» **ENTRIES**

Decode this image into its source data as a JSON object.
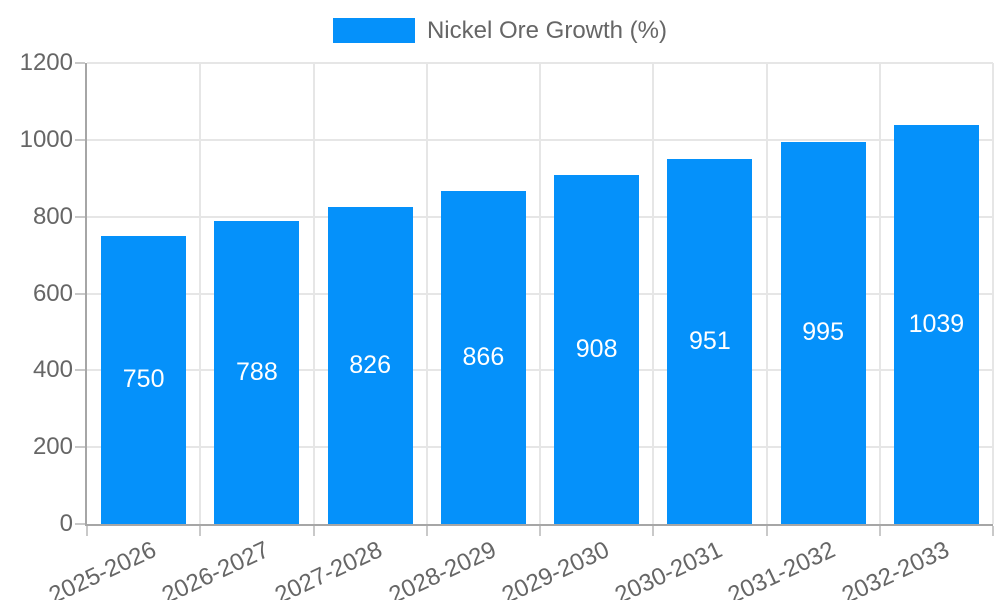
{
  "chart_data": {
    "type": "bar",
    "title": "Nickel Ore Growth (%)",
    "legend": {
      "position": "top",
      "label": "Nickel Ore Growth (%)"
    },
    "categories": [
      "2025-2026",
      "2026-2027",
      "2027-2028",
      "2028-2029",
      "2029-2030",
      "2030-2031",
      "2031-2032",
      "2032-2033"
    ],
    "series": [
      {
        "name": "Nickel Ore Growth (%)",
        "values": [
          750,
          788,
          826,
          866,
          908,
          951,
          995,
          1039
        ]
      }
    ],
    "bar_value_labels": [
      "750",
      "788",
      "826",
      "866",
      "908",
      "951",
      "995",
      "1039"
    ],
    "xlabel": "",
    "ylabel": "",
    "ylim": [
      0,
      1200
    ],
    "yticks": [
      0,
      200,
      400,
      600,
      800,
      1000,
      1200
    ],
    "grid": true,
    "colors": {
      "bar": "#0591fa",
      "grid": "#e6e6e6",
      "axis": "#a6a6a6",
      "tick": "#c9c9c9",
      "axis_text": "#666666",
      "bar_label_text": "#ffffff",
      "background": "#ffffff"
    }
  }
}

* * *

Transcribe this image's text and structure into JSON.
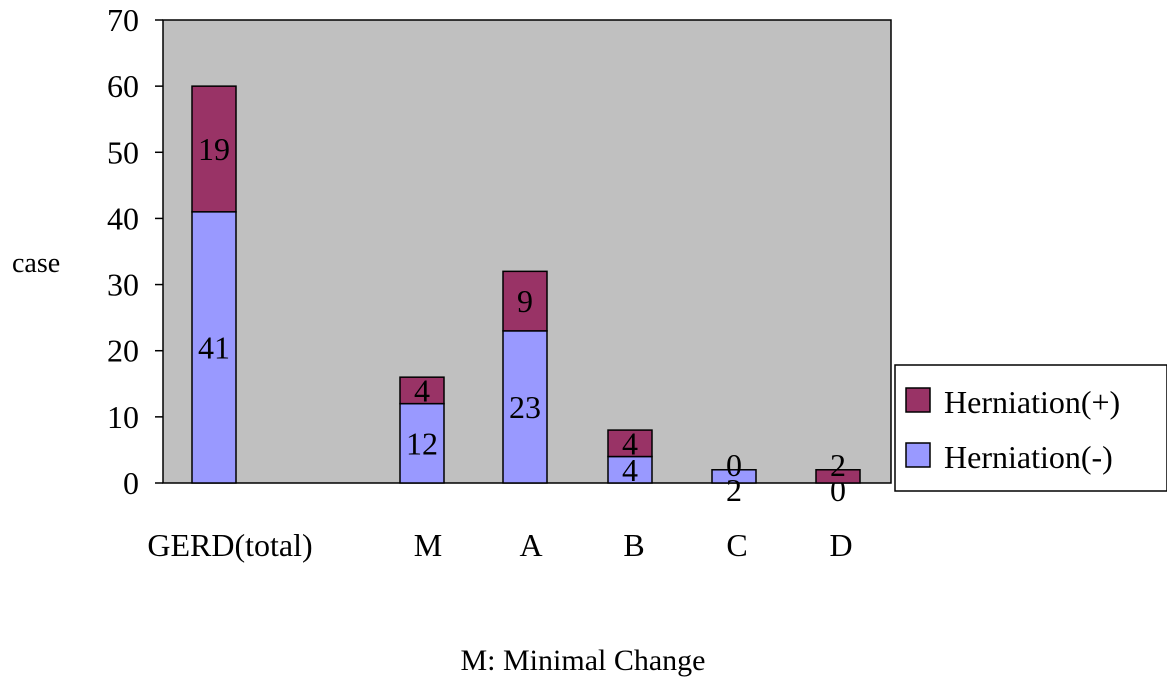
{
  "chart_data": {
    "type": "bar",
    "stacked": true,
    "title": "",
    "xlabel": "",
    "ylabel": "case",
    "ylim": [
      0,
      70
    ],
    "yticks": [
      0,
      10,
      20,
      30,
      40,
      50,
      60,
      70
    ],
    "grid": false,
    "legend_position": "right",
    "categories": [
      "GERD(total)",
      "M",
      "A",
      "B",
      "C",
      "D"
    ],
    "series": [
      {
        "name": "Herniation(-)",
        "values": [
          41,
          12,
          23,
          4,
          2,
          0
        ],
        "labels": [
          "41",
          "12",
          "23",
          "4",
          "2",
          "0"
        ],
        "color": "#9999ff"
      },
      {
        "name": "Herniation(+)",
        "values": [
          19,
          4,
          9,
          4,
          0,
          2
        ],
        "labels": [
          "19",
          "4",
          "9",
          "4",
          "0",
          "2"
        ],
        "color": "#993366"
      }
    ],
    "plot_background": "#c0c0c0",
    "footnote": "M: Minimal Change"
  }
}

==

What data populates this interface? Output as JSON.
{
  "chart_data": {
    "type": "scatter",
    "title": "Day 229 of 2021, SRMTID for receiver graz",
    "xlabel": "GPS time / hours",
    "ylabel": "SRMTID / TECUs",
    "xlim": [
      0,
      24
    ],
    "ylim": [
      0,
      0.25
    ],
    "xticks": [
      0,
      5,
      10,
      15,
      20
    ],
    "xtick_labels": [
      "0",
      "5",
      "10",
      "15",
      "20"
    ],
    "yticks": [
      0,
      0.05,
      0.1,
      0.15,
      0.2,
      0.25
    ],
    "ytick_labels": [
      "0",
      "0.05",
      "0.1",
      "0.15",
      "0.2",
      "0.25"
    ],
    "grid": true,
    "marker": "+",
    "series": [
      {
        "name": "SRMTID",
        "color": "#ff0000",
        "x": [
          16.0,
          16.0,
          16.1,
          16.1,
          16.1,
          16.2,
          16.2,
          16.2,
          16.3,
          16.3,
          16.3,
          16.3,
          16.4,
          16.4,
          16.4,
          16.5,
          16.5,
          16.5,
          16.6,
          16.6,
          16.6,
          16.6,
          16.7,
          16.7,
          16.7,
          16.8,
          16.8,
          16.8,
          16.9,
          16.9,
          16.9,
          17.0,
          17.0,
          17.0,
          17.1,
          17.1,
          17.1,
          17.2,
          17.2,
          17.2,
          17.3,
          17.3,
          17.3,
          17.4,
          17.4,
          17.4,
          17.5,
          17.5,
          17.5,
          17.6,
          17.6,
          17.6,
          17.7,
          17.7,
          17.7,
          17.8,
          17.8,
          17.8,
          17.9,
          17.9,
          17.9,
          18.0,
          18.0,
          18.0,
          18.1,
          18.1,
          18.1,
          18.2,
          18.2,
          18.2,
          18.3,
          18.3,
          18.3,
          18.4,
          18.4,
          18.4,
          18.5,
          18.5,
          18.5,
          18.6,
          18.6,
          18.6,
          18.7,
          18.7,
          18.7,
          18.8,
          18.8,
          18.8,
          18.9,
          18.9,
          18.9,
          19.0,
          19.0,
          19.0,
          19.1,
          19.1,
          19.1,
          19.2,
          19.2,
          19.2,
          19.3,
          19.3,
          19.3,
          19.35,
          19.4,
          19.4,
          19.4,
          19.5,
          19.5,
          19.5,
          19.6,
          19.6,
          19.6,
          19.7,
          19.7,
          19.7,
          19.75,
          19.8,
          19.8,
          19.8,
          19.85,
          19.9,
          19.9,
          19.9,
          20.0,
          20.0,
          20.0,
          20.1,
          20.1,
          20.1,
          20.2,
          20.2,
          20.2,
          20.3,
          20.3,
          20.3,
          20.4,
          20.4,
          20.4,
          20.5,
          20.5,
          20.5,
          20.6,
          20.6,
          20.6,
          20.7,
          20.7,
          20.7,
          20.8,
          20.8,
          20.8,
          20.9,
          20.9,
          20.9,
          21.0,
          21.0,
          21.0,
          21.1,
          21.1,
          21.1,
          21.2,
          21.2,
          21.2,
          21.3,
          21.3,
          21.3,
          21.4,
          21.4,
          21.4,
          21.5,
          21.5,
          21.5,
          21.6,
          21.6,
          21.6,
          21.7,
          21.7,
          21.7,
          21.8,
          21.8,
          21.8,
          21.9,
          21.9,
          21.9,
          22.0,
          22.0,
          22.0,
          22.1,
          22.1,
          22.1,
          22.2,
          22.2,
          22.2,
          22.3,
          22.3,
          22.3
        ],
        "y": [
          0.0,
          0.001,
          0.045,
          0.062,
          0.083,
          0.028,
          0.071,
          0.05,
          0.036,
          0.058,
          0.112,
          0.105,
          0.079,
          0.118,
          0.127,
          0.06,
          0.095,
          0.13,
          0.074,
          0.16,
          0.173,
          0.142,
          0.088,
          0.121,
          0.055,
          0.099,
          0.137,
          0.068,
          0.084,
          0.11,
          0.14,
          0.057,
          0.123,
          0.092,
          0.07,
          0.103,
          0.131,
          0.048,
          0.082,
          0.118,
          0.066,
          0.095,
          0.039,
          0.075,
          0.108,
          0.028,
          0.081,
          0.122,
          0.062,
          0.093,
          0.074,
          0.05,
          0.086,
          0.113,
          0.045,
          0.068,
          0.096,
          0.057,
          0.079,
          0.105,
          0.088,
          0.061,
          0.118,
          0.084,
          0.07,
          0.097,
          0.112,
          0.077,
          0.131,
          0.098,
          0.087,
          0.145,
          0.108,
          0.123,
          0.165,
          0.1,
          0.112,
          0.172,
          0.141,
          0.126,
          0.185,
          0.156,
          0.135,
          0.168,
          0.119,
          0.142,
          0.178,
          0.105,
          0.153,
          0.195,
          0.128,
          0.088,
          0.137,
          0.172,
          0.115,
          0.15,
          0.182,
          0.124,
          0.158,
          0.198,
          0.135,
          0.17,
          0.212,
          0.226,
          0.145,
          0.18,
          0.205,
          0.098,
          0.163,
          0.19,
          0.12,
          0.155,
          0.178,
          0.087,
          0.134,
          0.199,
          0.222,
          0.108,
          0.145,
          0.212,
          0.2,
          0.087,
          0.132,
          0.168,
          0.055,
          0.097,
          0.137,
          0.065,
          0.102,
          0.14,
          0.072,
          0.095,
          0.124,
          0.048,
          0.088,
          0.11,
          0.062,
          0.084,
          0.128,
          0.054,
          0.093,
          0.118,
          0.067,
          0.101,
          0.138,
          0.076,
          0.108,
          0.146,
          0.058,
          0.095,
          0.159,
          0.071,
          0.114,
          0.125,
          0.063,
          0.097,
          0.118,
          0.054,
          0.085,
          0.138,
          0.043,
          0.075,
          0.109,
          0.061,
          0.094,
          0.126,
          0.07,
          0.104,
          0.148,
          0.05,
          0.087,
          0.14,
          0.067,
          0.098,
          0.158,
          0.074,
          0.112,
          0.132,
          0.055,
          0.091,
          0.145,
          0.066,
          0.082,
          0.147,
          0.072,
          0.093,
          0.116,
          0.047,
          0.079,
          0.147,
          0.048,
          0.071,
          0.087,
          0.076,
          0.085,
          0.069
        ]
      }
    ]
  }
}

» **GOAL**
Pick out lines containing the word "name", each one as written.

» **ANSWER TO THE EXERCISE**
        "name": "Nickel Ore Growth (%)",
        "name": "Herniation(-)",
        "name": "Herniation(+)",
        "name": "SRMTID",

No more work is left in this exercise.